What the exercise asks.
What follows is a listing; give it again exactly, in its entirety.

(Extracted records)

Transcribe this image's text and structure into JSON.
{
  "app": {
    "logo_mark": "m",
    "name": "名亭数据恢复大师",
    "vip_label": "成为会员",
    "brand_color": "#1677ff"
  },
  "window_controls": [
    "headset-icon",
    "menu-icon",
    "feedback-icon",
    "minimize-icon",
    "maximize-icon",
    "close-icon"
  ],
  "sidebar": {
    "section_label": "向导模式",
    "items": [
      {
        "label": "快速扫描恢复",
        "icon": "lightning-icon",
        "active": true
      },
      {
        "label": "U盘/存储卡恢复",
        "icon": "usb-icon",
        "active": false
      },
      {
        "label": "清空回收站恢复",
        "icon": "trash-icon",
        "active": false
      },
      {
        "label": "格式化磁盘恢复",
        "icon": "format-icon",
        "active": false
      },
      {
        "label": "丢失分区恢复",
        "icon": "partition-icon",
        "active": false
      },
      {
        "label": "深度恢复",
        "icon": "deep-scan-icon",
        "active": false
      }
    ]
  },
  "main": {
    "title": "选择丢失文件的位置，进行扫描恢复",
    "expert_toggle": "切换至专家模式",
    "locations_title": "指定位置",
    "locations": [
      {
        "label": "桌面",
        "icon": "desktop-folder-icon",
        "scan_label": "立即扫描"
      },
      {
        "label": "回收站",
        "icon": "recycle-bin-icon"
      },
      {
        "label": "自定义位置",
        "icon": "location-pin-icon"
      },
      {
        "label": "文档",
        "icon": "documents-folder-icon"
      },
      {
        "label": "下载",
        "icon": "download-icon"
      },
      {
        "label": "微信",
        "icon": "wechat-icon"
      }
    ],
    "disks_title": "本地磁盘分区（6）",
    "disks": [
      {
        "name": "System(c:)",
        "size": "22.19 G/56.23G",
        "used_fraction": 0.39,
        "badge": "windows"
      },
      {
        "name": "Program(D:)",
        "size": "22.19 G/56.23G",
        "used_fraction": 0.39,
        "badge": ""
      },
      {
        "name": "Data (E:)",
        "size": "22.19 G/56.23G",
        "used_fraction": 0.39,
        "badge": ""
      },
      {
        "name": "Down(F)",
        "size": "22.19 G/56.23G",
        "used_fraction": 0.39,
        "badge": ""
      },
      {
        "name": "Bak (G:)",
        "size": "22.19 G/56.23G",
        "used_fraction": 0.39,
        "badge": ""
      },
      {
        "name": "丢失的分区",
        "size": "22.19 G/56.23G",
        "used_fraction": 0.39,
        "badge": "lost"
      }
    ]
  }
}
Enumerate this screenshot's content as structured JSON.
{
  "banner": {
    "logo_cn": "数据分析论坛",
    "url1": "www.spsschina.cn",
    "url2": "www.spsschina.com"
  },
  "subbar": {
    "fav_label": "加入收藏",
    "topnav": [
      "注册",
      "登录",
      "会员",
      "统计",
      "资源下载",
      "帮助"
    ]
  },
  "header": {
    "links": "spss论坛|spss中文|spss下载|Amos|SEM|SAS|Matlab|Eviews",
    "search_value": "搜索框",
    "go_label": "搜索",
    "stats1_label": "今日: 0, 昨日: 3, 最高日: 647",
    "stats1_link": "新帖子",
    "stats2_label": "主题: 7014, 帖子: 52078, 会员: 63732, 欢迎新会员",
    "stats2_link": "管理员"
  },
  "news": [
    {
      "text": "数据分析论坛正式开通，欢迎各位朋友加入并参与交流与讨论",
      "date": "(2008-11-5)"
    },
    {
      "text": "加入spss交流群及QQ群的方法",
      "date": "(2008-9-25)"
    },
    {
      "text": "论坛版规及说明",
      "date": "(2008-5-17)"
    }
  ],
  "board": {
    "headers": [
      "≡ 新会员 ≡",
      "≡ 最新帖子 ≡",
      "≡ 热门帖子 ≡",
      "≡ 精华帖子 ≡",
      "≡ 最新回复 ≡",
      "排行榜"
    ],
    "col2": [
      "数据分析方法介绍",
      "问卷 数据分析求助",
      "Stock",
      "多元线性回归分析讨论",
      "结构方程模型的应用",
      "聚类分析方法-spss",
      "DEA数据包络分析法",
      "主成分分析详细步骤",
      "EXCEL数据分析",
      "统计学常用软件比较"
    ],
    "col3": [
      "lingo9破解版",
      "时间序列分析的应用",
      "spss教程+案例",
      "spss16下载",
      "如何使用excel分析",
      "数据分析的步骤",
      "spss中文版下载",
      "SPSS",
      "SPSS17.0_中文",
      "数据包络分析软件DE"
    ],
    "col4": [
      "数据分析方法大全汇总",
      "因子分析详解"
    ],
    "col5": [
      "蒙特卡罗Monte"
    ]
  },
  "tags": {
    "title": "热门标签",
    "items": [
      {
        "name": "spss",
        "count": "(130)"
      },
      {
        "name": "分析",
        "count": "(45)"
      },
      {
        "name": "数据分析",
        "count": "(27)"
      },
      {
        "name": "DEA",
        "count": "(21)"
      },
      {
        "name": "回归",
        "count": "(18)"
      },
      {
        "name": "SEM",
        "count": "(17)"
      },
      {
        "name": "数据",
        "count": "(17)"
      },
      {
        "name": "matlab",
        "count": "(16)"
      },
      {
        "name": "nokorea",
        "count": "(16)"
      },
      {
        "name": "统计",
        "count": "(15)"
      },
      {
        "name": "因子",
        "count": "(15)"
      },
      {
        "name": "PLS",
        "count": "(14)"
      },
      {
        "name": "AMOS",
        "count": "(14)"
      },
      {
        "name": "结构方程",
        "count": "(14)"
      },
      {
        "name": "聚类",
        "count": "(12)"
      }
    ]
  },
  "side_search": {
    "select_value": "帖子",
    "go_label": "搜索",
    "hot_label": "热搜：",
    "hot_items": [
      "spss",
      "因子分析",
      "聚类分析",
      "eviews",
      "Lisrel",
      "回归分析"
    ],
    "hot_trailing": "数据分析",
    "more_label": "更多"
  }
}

Result for this exercise.
Transcribe this image's text and structure into JSON.
{
  "app": {
    "logo_mark": "m",
    "name": "名亭数据恢复大师",
    "vip_label": "成为会员",
    "brand_color": "#1677ff"
  },
  "window_controls": [
    "headset-icon",
    "menu-icon",
    "feedback-icon",
    "minimize-icon",
    "maximize-icon",
    "close-icon"
  ],
  "sidebar": {
    "section_label": "向导模式",
    "items": [
      {
        "label": "快速扫描恢复",
        "icon": "lightning-icon",
        "active": true
      },
      {
        "label": "U盘/存储卡恢复",
        "icon": "usb-icon",
        "active": false
      },
      {
        "label": "清空回收站恢复",
        "icon": "trash-icon",
        "active": false
      },
      {
        "label": "格式化磁盘恢复",
        "icon": "format-icon",
        "active": false
      },
      {
        "label": "丢失分区恢复",
        "icon": "partition-icon",
        "active": false
      },
      {
        "label": "深度恢复",
        "icon": "deep-scan-icon",
        "active": false
      }
    ]
  },
  "main": {
    "title": "选择丢失文件的位置，进行扫描恢复",
    "expert_toggle": "切换至专家模式",
    "locations_title": "指定位置",
    "locations": [
      {
        "label": "桌面",
        "icon": "desktop-folder-icon",
        "scan_label": "立即扫描"
      },
      {
        "label": "回收站",
        "icon": "recycle-bin-icon"
      },
      {
        "label": "自定义位置",
        "icon": "location-pin-icon"
      },
      {
        "label": "文档",
        "icon": "documents-folder-icon"
      },
      {
        "label": "下载",
        "icon": "download-icon"
      },
      {
        "label": "微信",
        "icon": "wechat-icon"
      }
    ],
    "disks_title": "本地磁盘分区（6）",
    "disks": [
      {
        "name": "System(c:)",
        "size": "22.19 G/56.23G",
        "used_fraction": 0.39,
        "badge": "windows"
      },
      {
        "name": "Program(D:)",
        "size": "22.19 G/56.23G",
        "used_fraction": 0.39,
        "badge": ""
      },
      {
        "name": "Data (E:)",
        "size": "22.19 G/56.23G",
        "used_fraction": 0.39,
        "badge": ""
      },
      {
        "name": "Down(F)",
        "size": "22.19 G/56.23G",
        "used_fraction": 0.39,
        "badge": ""
      },
      {
        "name": "Bak (G:)",
        "size": "22.19 G/56.23G",
        "used_fraction": 0.39,
        "badge": ""
      },
      {
        "name": "丢失的分区",
        "size": "22.19 G/56.23G",
        "used_fraction": 0.39,
        "badge": "lost"
      }
    ]
  }
}
Enumerate this screenshot's content as structured JSON.
{
  "banner": {
    "logo_cn": "数据分析论坛",
    "url1": "www.spsschina.cn",
    "url2": "www.spsschina.com"
  },
  "subbar": {
    "fav_label": "加入收藏",
    "topnav": [
      "注册",
      "登录",
      "会员",
      "统计",
      "资源下载",
      "帮助"
    ]
  },
  "header": {
    "links": "spss论坛|spss中文|spss下载|Amos|SEM|SAS|Matlab|Eviews",
    "search_value": "搜索框",
    "go_label": "搜索",
    "stats1_label": "今日: 0, 昨日: 3, 最高日: 647",
    "stats1_link": "新帖子",
    "stats2_label": "主题: 7014, 帖子: 52078, 会员: 63732, 欢迎新会员",
    "stats2_link": "管理员"
  },
  "news": [
    {
      "text": "数据分析论坛正式开通，欢迎各位朋友加入并参与交流与讨论",
      "date": "(2008-11-5)"
    },
    {
      "text": "加入spss交流群及QQ群的方法",
      "date": "(2008-9-25)"
    },
    {
      "text": "论坛版规及说明",
      "date": "(2008-5-17)"
    }
  ],
  "board": {
    "headers": [
      "≡ 新会员 ≡",
      "≡ 最新帖子 ≡",
      "≡ 热门帖子 ≡",
      "≡ 精华帖子 ≡",
      "≡ 最新回复 ≡",
      "排行榜"
    ],
    "col2": [
      "数据分析方法介绍",
      "问卷 数据分析求助",
      "Stock",
      "多元线性回归分析讨论",
      "结构方程模型的应用",
      "聚类分析方法-spss",
      "DEA数据包络分析法",
      "主成分分析详细步骤",
      "EXCEL数据分析",
      "统计学常用软件比较"
    ],
    "col3": [
      "lingo9破解版",
      "时间序列分析的应用",
      "spss教程+案例",
      "spss16下载",
      "如何使用excel分析",
      "数据分析的步骤",
      "spss中文版下载",
      "SPSS",
      "SPSS17.0_中文",
      "数据包络分析软件DE"
    ],
    "col4": [
      "数据分析方法大全汇总",
      "因子分析详解"
    ],
    "col5": [
      "蒙特卡罗Monte"
    ]
  },
  "tags": {
    "title": "热门标签",
    "items": [
      {
        "name": "spss",
        "count": "(130)"
      },
      {
        "name": "分析",
        "count": "(45)"
      },
      {
        "name": "数据分析",
        "count": "(27)"
      },
      {
        "name": "DEA",
        "count": "(21)"
      },
      {
        "name": "回归",
        "count": "(18)"
      },
      {
        "name": "SEM",
        "count": "(17)"
      },
      {
        "name": "数据",
        "count": "(17)"
      },
      {
        "name": "matlab",
        "count": "(16)"
      },
      {
        "name": "nokorea",
        "count": "(16)"
      },
      {
        "name": "统计",
        "count": "(15)"
      },
      {
        "name": "因子",
        "count": "(15)"
      },
      {
        "name": "PLS",
        "count": "(14)"
      },
      {
        "name": "AMOS",
        "count": "(14)"
      },
      {
        "name": "结构方程",
        "count": "(14)"
      },
      {
        "name": "聚类",
        "count": "(12)"
      }
    ]
  },
  "side_search": {
    "select_value": "帖子",
    "go_label": "搜索",
    "hot_label": "热搜：",
    "hot_items": [
      "spss",
      "因子分析",
      "聚类分析",
      "eviews",
      "Lisrel",
      "回归分析"
    ],
    "hot_trailing": "数据分析",
    "more_label": "更多"
  }
}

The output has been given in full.